:: TEXT SECTION ::

WASHINGTON -- A San Francisco ordinance that forced a fitness center to hire a 240-pound woman as an aerobics instructor illustrates why anti-discrimination laws should be repealed, say Libertarians.

"When a fitness firm can be compelled to hire an overweight aerobics instructor, it's obvious that anti-discrimination laws are getting stretched to ridiculous proportions," said Libertarian Party Executive Director Steve Dasbach. "Once you allow politicians, rather than employers, to dictate who gets hired, you pave the way for a litany of loony laws."

A case in point is San Francisco's "fat and short" ordinance, which forbids employers from discriminating on the basis of height or weight.

Last year Jazzercise Inc., the world's largest dance-fitness company, declined to hire 38-year-old Jennifer Portnick as an aerobics instructor, citing its requirement that instructors "look fit." So she complained to the San Francisco Human Rights Commission that the policy violated the "fat and short" ordinance - and last week Jazzercise Inc. agreed to drop the requirement and hire the portly Portnick.

:::
:: PROVIDED INFORMATION ::

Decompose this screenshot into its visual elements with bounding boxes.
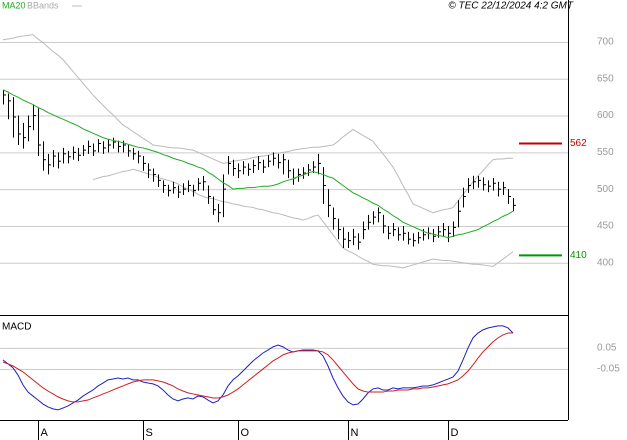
y-tick-label: -0.05: [597, 364, 620, 375]
y-tick-label: 600: [597, 110, 614, 121]
y-tick-label: 500: [597, 184, 614, 195]
price-level-label: 410: [570, 250, 587, 261]
x-tick-label: A: [41, 427, 49, 439]
y-tick-label: 0.05: [597, 343, 617, 354]
y-tick-label: 400: [597, 257, 614, 268]
macd-line: [2, 332, 513, 403]
y-tick-label: 650: [597, 73, 614, 84]
bband-lower: [92, 168, 514, 269]
macd-line: [2, 325, 514, 411]
credit: © TEC 22/12/2024 4:2 GMT: [448, 1, 574, 12]
ma-line: [2, 89, 514, 239]
x-tick-label: O: [241, 427, 250, 439]
x-tick-label: S: [146, 427, 153, 439]
price-level-label: 562: [570, 138, 587, 149]
legend-bbands: BBands: [27, 0, 59, 10]
y-tick-label: 450: [597, 221, 614, 232]
y-tick-label: 700: [597, 37, 614, 48]
x-tick-label: D: [451, 427, 459, 439]
macd-title: MACD: [2, 322, 31, 333]
legend-ma20: MA20: [2, 0, 26, 10]
y-tick-label: 550: [597, 147, 614, 158]
x-tick-label: N: [351, 427, 359, 439]
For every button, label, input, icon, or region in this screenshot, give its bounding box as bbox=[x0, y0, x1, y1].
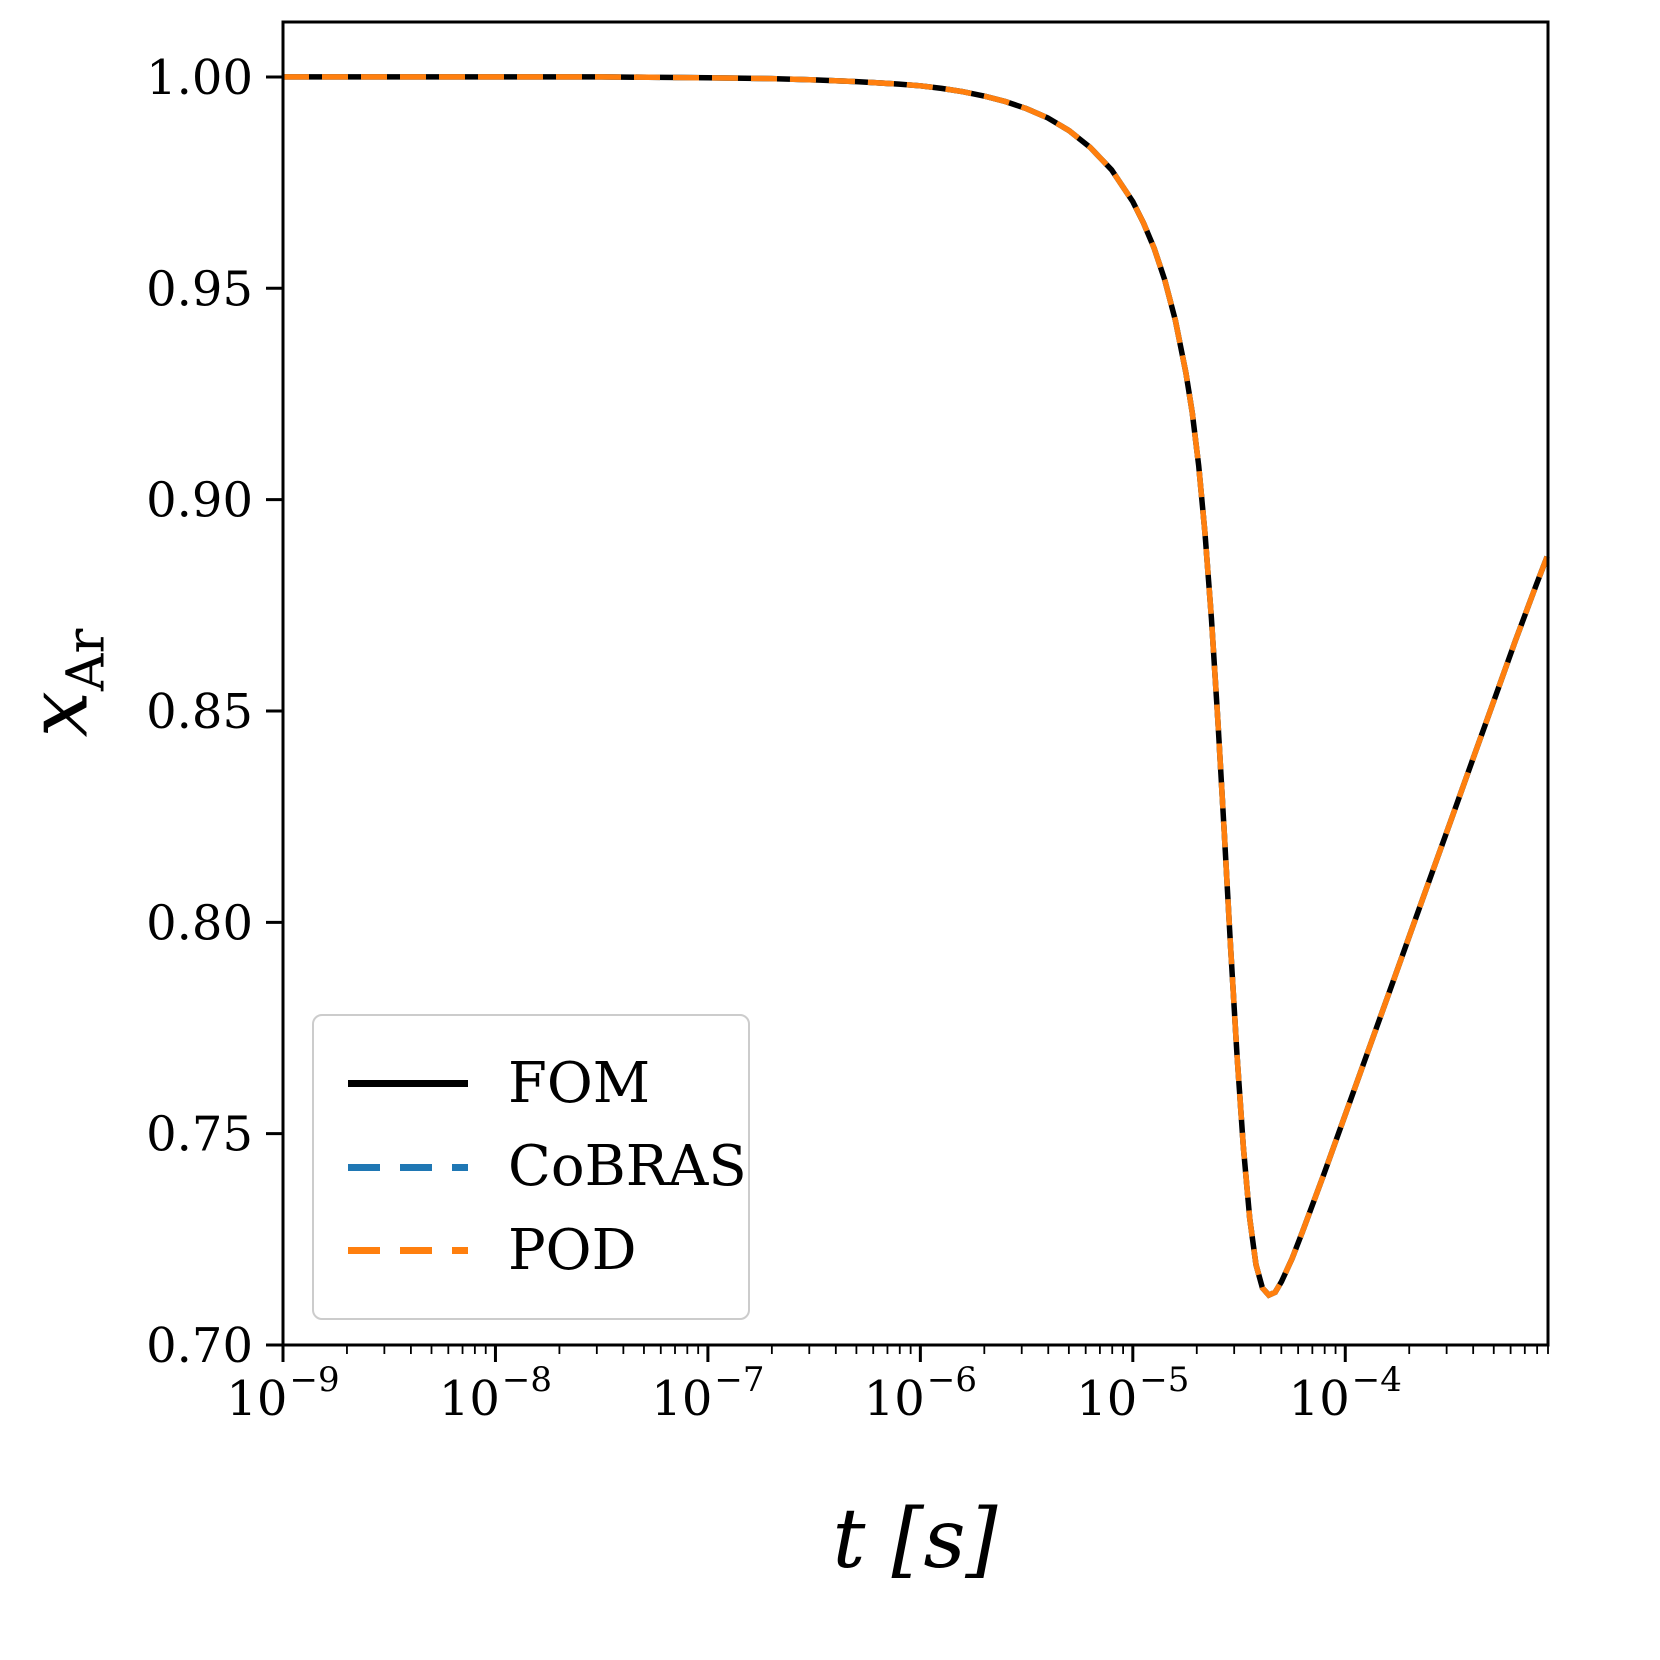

:::

> **DIRECTIVES**
A – Do these statements agree with the Jazzercise article? Answer yes or no for each, and quote the words of the article that decide it.
(i) Jazzercise Inc. is described as the world's largest dance-fitness company.
(ii) Jennifer Portnick took her complaint to a federal court.
(iii) The San Francisco ordinance bars employers from discriminating on the basis of age.
B – In the Jazzercise article, what reason did Jazzercise Inc. cite for declining to hire Jennifer Portnick?
C – Could you return the passage of the Jazzercise article that starts at the words "Last year Jazzercise" and ends after "the portly Portnick."?
The listing has no connection to the Jazzercise article.

> **WORKED SOLUTIONS**
A –
(i) Yes: "Jazzercise Inc., the world's largest dance-fitness company"
(ii) No: "she complained to the San Francisco Human Rights Commission"
(iii) No: "forbids employers from discriminating on the basis of height or weight"

B – It cited its requirement that instructors "look fit."

C –
Last year Jazzercise Inc., the world's largest dance-fitness company, declined to hire 38-year-old Jennifer Portnick as an aerobics instructor, citing its requirement that instructors "look fit." So she complained to the San Francisco Human Rights Commission that the policy violated the "fat and short" ordinance - and last week Jazzercise Inc. agreed to drop the requirement and hire the portly Portnick.